What is being asked — Each entry must appear again exactly as it does in the source.

>> Begin Recorded data

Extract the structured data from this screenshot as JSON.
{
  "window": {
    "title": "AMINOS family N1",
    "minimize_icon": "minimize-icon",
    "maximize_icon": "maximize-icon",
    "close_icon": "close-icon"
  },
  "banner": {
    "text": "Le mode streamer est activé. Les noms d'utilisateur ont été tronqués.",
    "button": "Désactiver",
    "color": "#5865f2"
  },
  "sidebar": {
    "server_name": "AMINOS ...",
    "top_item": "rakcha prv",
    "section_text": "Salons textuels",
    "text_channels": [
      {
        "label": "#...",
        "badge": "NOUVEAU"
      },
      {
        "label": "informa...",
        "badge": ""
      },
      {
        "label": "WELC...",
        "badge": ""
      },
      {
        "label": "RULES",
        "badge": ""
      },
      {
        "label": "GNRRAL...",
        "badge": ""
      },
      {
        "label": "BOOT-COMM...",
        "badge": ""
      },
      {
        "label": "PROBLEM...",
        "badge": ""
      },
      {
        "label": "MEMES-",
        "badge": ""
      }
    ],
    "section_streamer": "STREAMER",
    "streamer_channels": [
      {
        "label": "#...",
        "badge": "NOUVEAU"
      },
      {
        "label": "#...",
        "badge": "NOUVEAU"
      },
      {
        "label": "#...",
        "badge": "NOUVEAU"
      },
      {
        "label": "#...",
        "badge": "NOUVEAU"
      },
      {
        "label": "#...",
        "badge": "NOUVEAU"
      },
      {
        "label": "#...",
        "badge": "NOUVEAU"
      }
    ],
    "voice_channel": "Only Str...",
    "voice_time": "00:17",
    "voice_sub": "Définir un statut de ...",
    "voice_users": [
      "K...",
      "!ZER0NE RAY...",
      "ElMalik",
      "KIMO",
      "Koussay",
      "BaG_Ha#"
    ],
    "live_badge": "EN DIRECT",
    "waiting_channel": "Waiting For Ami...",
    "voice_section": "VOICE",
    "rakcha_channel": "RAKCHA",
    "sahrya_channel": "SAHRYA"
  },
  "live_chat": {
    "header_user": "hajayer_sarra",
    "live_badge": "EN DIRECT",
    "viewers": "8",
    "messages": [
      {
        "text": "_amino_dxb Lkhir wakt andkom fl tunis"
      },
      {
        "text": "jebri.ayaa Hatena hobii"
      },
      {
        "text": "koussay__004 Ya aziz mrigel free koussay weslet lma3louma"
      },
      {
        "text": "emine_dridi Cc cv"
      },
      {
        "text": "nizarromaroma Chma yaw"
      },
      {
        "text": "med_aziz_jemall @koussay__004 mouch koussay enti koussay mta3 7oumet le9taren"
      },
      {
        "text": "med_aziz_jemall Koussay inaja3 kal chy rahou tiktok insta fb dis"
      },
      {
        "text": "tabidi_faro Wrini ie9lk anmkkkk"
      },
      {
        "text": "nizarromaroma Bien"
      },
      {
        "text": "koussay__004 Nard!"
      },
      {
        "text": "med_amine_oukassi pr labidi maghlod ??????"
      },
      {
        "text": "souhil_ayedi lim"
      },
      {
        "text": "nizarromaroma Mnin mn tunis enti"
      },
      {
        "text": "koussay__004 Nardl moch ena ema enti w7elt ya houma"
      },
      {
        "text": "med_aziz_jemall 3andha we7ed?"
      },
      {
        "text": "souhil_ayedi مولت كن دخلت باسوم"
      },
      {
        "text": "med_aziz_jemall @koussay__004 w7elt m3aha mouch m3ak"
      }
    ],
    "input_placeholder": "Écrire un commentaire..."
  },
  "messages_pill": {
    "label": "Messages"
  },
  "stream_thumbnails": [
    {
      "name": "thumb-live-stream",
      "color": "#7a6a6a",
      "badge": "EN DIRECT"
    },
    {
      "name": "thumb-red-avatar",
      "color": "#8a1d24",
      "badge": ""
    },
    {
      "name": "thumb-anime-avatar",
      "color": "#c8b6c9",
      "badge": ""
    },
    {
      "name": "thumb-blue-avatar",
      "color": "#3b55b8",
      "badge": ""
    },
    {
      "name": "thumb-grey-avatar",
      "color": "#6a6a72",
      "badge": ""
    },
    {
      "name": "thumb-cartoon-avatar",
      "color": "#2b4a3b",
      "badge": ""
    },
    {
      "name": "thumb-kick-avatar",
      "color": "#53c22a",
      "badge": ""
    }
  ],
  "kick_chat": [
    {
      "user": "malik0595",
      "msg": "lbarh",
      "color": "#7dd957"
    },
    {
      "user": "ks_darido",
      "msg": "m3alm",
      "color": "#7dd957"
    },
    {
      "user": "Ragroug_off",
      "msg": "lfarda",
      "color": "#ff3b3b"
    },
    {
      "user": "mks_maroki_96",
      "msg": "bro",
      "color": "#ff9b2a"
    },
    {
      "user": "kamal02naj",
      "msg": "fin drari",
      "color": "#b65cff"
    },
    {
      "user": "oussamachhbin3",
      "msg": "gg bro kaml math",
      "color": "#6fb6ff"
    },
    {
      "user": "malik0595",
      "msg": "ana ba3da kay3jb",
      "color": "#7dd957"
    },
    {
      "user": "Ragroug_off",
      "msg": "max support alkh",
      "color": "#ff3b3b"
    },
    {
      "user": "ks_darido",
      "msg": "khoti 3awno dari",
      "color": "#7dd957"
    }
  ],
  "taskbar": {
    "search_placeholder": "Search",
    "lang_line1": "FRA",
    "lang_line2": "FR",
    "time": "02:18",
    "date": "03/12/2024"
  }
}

>> End Recorded data

Output of the exercise —
Extract the structured data from this screenshot as JSON.
{
  "window": {
    "title": "AMINOS family N1",
    "minimize_icon": "minimize-icon",
    "maximize_icon": "maximize-icon",
    "close_icon": "close-icon"
  },
  "banner": {
    "text": "Le mode streamer est activé. Les noms d'utilisateur ont été tronqués.",
    "button": "Désactiver",
    "color": "#5865f2"
  },
  "sidebar": {
    "server_name": "AMINOS ...",
    "top_item": "rakcha prv",
    "section_text": "Salons textuels",
    "text_channels": [
      {
        "label": "#...",
        "badge": "NOUVEAU"
      },
      {
        "label": "informa...",
        "badge": ""
      },
      {
        "label": "WELC...",
        "badge": ""
      },
      {
        "label": "RULES",
        "badge": ""
      },
      {
        "label": "GNRRAL...",
        "badge": ""
      },
      {
        "label": "BOOT-COMM...",
        "badge": ""
      },
      {
        "label": "PROBLEM...",
        "badge": ""
      },
      {
        "label": "MEMES-",
        "badge": ""
      }
    ],
    "section_streamer": "STREAMER",
    "streamer_channels": [
      {
        "label": "#...",
        "badge": "NOUVEAU"
      },
      {
        "label": "#...",
        "badge": "NOUVEAU"
      },
      {
        "label": "#...",
        "badge": "NOUVEAU"
      },
      {
        "label": "#...",
        "badge": "NOUVEAU"
      },
      {
        "label": "#...",
        "badge": "NOUVEAU"
      },
      {
        "label": "#...",
        "badge": "NOUVEAU"
      }
    ],
    "voice_channel": "Only Str...",
    "voice_time": "00:17",
    "voice_sub": "Définir un statut de ...",
    "voice_users": [
      "K...",
      "!ZER0NE RAY...",
      "ElMalik",
      "KIMO",
      "Koussay",
      "BaG_Ha#"
    ],
    "live_badge": "EN DIRECT",
    "waiting_channel": "Waiting For Ami...",
    "voice_section": "VOICE",
    "rakcha_channel": "RAKCHA",
    "sahrya_channel": "SAHRYA"
  },
  "live_chat": {
    "header_user": "hajayer_sarra",
    "live_badge": "EN DIRECT",
    "viewers": "8",
    "messages": [
      {
        "text": "_amino_dxb Lkhir wakt andkom fl tunis"
      },
      {
        "text": "jebri.ayaa Hatena hobii"
      },
      {
        "text": "koussay__004 Ya aziz mrigel free koussay weslet lma3louma"
      },
      {
        "text": "emine_dridi Cc cv"
      },
      {
        "text": "nizarromaroma Chma yaw"
      },
      {
        "text": "med_aziz_jemall @koussay__004 mouch koussay enti koussay mta3 7oumet le9taren"
      },
      {
        "text": "med_aziz_jemall Koussay inaja3 kal chy rahou tiktok insta fb dis"
      },
      {
        "text": "tabidi_faro Wrini ie9lk anmkkkk"
      },
      {
        "text": "nizarromaroma Bien"
      },
      {
        "text": "koussay__004 Nard!"
      },
      {
        "text": "med_amine_oukassi pr labidi maghlod ??????"
      },
      {
        "text": "souhil_ayedi lim"
      },
      {
        "text": "nizarromaroma Mnin mn tunis enti"
      },
      {
        "text": "koussay__004 Nardl moch ena ema enti w7elt ya houma"
      },
      {
        "text": "med_aziz_jemall 3andha we7ed?"
      },
      {
        "text": "souhil_ayedi مولت كن دخلت باسوم"
      },
      {
        "text": "med_aziz_jemall @koussay__004 w7elt m3aha mouch m3ak"
      }
    ],
    "input_placeholder": "Écrire un commentaire..."
  },
  "messages_pill": {
    "label": "Messages"
  },
  "stream_thumbnails": [
    {
      "name": "thumb-live-stream",
      "color": "#7a6a6a",
      "badge": "EN DIRECT"
    },
    {
      "name": "thumb-red-avatar",
      "color": "#8a1d24",
      "badge": ""
    },
    {
      "name": "thumb-anime-avatar",
      "color": "#c8b6c9",
      "badge": ""
    },
    {
      "name": "thumb-blue-avatar",
      "color": "#3b55b8",
      "badge": ""
    },
    {
      "name": "thumb-grey-avatar",
      "color": "#6a6a72",
      "badge": ""
    },
    {
      "name": "thumb-cartoon-avatar",
      "color": "#2b4a3b",
      "badge": ""
    },
    {
      "name": "thumb-kick-avatar",
      "color": "#53c22a",
      "badge": ""
    }
  ],
  "kick_chat": [
    {
      "user": "malik0595",
      "msg": "lbarh",
      "color": "#7dd957"
    },
    {
      "user": "ks_darido",
      "msg": "m3alm",
      "color": "#7dd957"
    },
    {
      "user": "Ragroug_off",
      "msg": "lfarda",
      "color": "#ff3b3b"
    },
    {
      "user": "mks_maroki_96",
      "msg": "bro",
      "color": "#ff9b2a"
    },
    {
      "user": "kamal02naj",
      "msg": "fin drari",
      "color": "#b65cff"
    },
    {
      "user": "oussamachhbin3",
      "msg": "gg bro kaml math",
      "color": "#6fb6ff"
    },
    {
      "user": "malik0595",
      "msg": "ana ba3da kay3jb",
      "color": "#7dd957"
    },
    {
      "user": "Ragroug_off",
      "msg": "max support alkh",
      "color": "#ff3b3b"
    },
    {
      "user": "ks_darido",
      "msg": "khoti 3awno dari",
      "color": "#7dd957"
    }
  ],
  "taskbar": {
    "search_placeholder": "Search",
    "lang_line1": "FRA",
    "lang_line2": "FR",
    "time": "02:18",
    "date": "03/12/2024"
  }
}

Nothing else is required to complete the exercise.